■ STATED EXERCISE
Output all lines exactly.

··· INPUT ROWS ···

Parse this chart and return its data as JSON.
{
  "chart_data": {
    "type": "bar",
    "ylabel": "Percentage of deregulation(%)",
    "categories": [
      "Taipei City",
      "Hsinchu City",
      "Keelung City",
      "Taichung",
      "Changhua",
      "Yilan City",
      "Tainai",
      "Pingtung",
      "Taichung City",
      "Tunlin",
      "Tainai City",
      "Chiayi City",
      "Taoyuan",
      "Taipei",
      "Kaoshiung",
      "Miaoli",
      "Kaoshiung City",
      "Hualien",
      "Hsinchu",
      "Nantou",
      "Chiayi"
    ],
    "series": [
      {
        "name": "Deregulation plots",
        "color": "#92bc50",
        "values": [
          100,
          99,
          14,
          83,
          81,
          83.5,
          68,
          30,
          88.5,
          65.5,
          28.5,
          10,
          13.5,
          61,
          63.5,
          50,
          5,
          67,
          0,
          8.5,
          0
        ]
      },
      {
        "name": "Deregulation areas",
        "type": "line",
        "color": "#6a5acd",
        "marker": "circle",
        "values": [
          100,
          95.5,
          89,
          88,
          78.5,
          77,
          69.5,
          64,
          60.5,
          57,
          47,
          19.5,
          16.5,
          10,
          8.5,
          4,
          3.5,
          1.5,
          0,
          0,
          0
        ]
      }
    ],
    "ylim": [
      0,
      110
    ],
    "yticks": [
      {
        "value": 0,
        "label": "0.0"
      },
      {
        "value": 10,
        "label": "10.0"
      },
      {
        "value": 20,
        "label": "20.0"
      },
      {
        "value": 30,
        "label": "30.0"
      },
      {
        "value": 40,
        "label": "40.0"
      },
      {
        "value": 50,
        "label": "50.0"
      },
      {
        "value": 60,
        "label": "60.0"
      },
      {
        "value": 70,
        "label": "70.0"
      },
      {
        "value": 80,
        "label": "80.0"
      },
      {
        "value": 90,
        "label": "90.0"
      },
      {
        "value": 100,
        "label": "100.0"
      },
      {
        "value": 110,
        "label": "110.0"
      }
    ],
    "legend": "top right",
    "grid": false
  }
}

···

■ REPLY
Parse this chart and return its data as JSON.
{
  "chart_data": {
    "type": "bar",
    "ylabel": "Percentage of deregulation(%)",
    "categories": [
      "Taipei City",
      "Hsinchu City",
      "Keelung City",
      "Taichung",
      "Changhua",
      "Yilan City",
      "Tainai",
      "Pingtung",
      "Taichung City",
      "Tunlin",
      "Tainai City",
      "Chiayi City",
      "Taoyuan",
      "Taipei",
      "Kaoshiung",
      "Miaoli",
      "Kaoshiung City",
      "Hualien",
      "Hsinchu",
      "Nantou",
      "Chiayi"
    ],
    "series": [
      {
        "name": "Deregulation plots",
        "color": "#92bc50",
        "values": [
          100,
          99,
          14,
          83,
          81,
          83.5,
          68,
          30,
          88.5,
          65.5,
          28.5,
          10,
          13.5,
          61,
          63.5,
          50,
          5,
          67,
          0,
          8.5,
          0
        ]
      },
      {
        "name": "Deregulation areas",
        "type": "line",
        "color": "#6a5acd",
        "marker": "circle",
        "values": [
          100,
          95.5,
          89,
          88,
          78.5,
          77,
          69.5,
          64,
          60.5,
          57,
          47,
          19.5,
          16.5,
          10,
          8.5,
          4,
          3.5,
          1.5,
          0,
          0,
          0
        ]
      }
    ],
    "ylim": [
      0,
      110
    ],
    "yticks": [
      {
        "value": 0,
        "label": "0.0"
      },
      {
        "value": 10,
        "label": "10.0"
      },
      {
        "value": 20,
        "label": "20.0"
      },
      {
        "value": 30,
        "label": "30.0"
      },
      {
        "value": 40,
        "label": "40.0"
      },
      {
        "value": 50,
        "label": "50.0"
      },
      {
        "value": 60,
        "label": "60.0"
      },
      {
        "value": 70,
        "label": "70.0"
      },
      {
        "value": 80,
        "label": "80.0"
      },
      {
        "value": 90,
        "label": "90.0"
      },
      {
        "value": 100,
        "label": "100.0"
      },
      {
        "value": 110,
        "label": "110.0"
      }
    ],
    "legend": "top right",
    "grid": false
  }
}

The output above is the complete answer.